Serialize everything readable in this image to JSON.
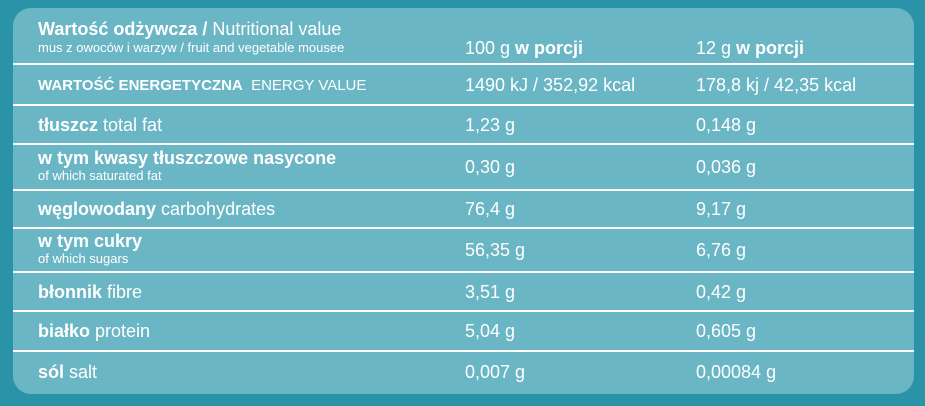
{
  "header": {
    "title_bold": "Wartość odżywcza /",
    "title_regular": " Nutritional value",
    "subtitle": "mus z owoców i warzyw / fruit and vegetable mousee",
    "col100_amount": "100 g ",
    "col100_label": "w porcji",
    "col12_amount": "12 g ",
    "col12_label": "w porcji"
  },
  "rows": [
    {
      "pl": "WARTOŚĆ ENERGETYCZNA",
      "en": "ENERGY VALUE",
      "v100": "1490 kJ / 352,92 kcal",
      "v12": "178,8 kj / 42,35 kcal"
    },
    {
      "pl": "tłuszcz",
      "en": "total fat",
      "v100": "1,23 g",
      "v12": "0,148 g"
    },
    {
      "pl": "w tym kwasy tłuszczowe nasycone",
      "en": "of which saturated fat",
      "v100": "0,30 g",
      "v12": "0,036 g"
    },
    {
      "pl": "węglowodany",
      "en": "carbohydrates",
      "v100": "76,4 g",
      "v12": "9,17 g"
    },
    {
      "pl": "w tym cukry",
      "en": "of which sugars",
      "v100": "56,35 g",
      "v12": "6,76 g"
    },
    {
      "pl": "błonnik",
      "en": "fibre",
      "v100": "3,51 g",
      "v12": "0,42 g"
    },
    {
      "pl": "białko",
      "en": "protein",
      "v100": "5,04 g",
      "v12": "0,605 g"
    },
    {
      "pl": "sól",
      "en": "salt",
      "v100": "0,007 g",
      "v12": "0,00084 g"
    }
  ]
}
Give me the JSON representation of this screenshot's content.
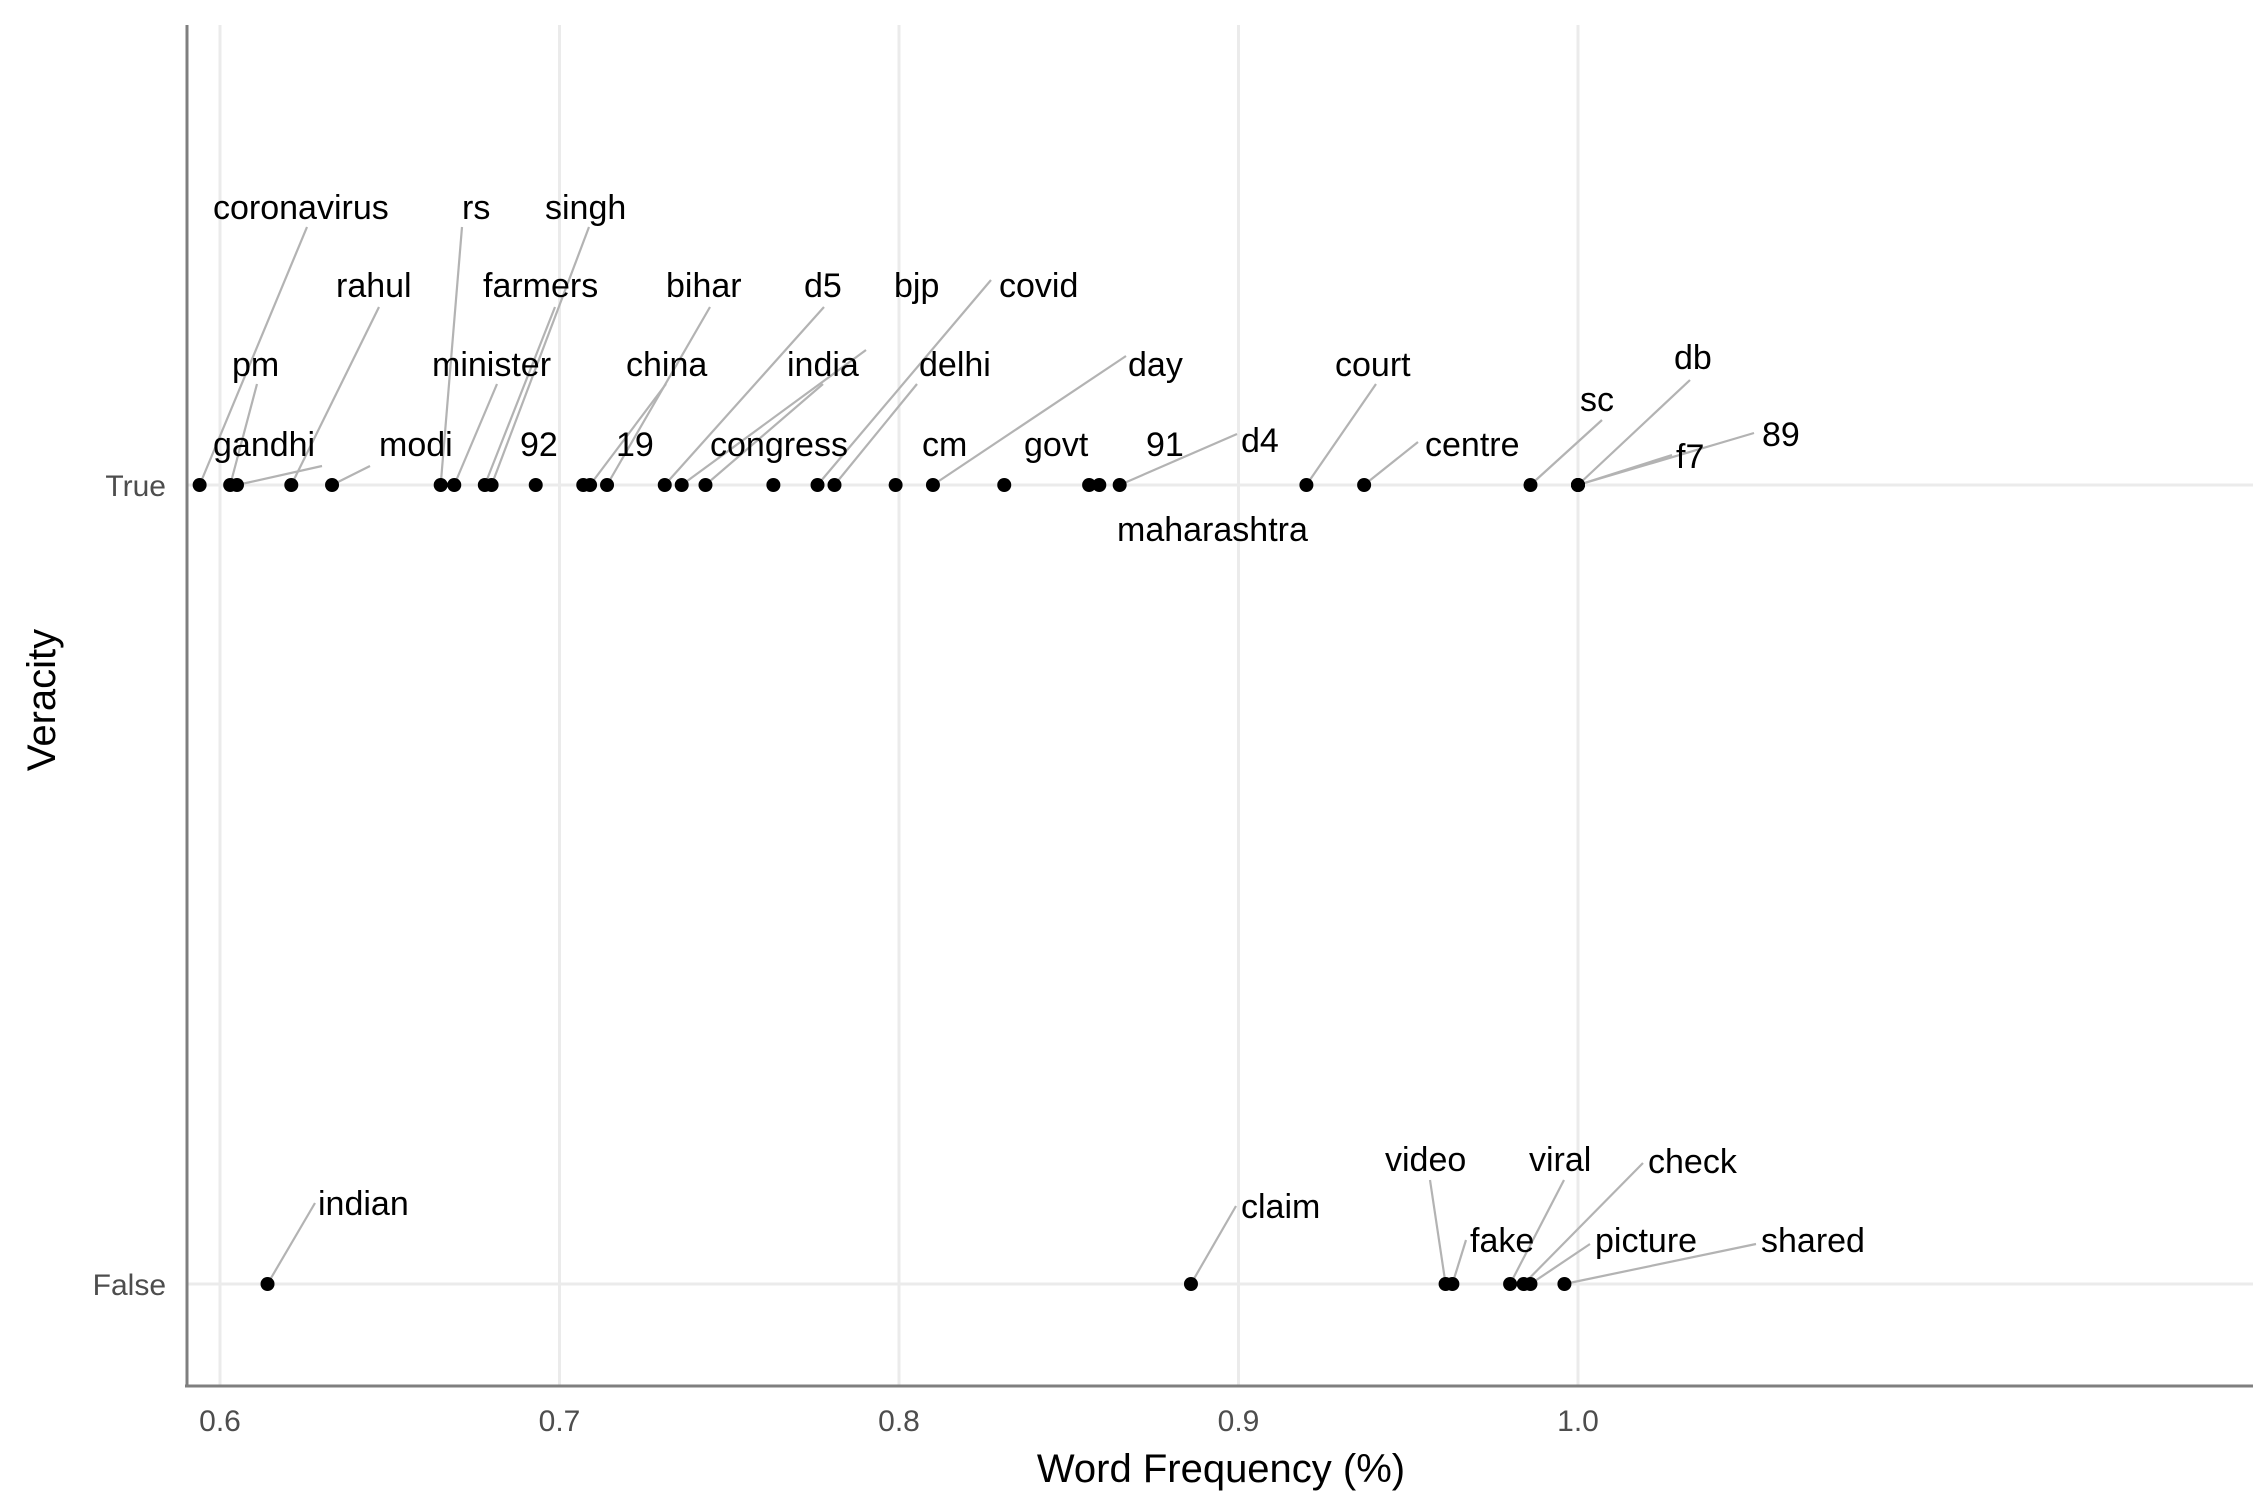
{
  "chart_data": {
    "type": "scatter",
    "title": "",
    "xlabel": "Word Frequency (%)",
    "ylabel": "Veracity",
    "xlim": [
      0.59,
      1.2
    ],
    "x_ticks": [
      "0.6",
      "0.7",
      "0.8",
      "0.9",
      "1.0"
    ],
    "x_tick_values": [
      0.6,
      0.7,
      0.8,
      0.9,
      1.0
    ],
    "categories": [
      "True",
      "False"
    ],
    "grid": "major gridlines on",
    "legend": "none",
    "series": [
      {
        "category": "True",
        "points": [
          {
            "label": "coronavirus",
            "x": 0.594
          },
          {
            "label": "pm",
            "x": 0.603
          },
          {
            "label": "gandhi",
            "x": 0.605
          },
          {
            "label": "rahul",
            "x": 0.621
          },
          {
            "label": "modi",
            "x": 0.633
          },
          {
            "label": "rs",
            "x": 0.665
          },
          {
            "label": "minister",
            "x": 0.669
          },
          {
            "label": "farmers",
            "x": 0.678
          },
          {
            "label": "singh",
            "x": 0.68
          },
          {
            "label": "92",
            "x": 0.693
          },
          {
            "label": "19",
            "x": 0.707
          },
          {
            "label": "china",
            "x": 0.709
          },
          {
            "label": "bihar",
            "x": 0.714
          },
          {
            "label": "d5",
            "x": 0.731
          },
          {
            "label": "bjp",
            "x": 0.736
          },
          {
            "label": "india",
            "x": 0.743
          },
          {
            "label": "congress",
            "x": 0.763
          },
          {
            "label": "covid",
            "x": 0.776
          },
          {
            "label": "delhi",
            "x": 0.781
          },
          {
            "label": "cm",
            "x": 0.799
          },
          {
            "label": "day",
            "x": 0.81
          },
          {
            "label": "govt",
            "x": 0.831
          },
          {
            "label": "maharashtra",
            "x": 0.856
          },
          {
            "label": "91",
            "x": 0.859
          },
          {
            "label": "d4",
            "x": 0.865
          },
          {
            "label": "court",
            "x": 0.92
          },
          {
            "label": "centre",
            "x": 0.937
          },
          {
            "label": "sc",
            "x": 0.986
          },
          {
            "label": "db",
            "x": 1.0
          },
          {
            "label": "f7",
            "x": 1.0
          },
          {
            "label": "89",
            "x": 1.0
          }
        ]
      },
      {
        "category": "False",
        "points": [
          {
            "label": "indian",
            "x": 0.614
          },
          {
            "label": "claim",
            "x": 0.886
          },
          {
            "label": "video",
            "x": 0.961
          },
          {
            "label": "fake",
            "x": 0.963
          },
          {
            "label": "viral",
            "x": 0.98
          },
          {
            "label": "check",
            "x": 0.984
          },
          {
            "label": "picture",
            "x": 0.986
          },
          {
            "label": "shared",
            "x": 0.996
          }
        ]
      }
    ]
  }
}
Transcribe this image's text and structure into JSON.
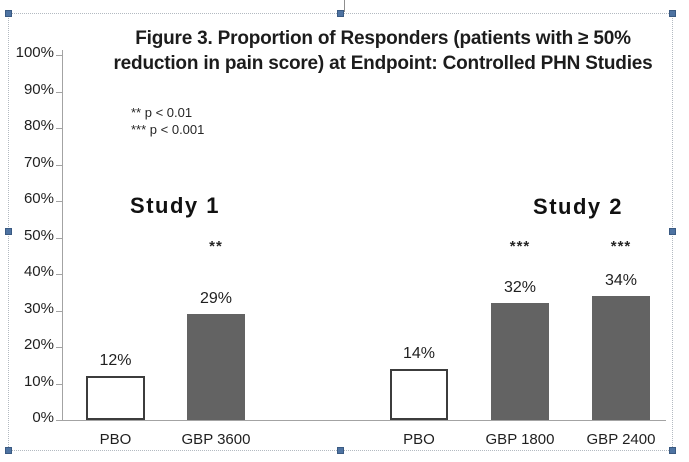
□ □ □ □ □
* Task:
The count of lines above that include the string "JSON" is the sole expected answer.

* Solution to this exercise:
3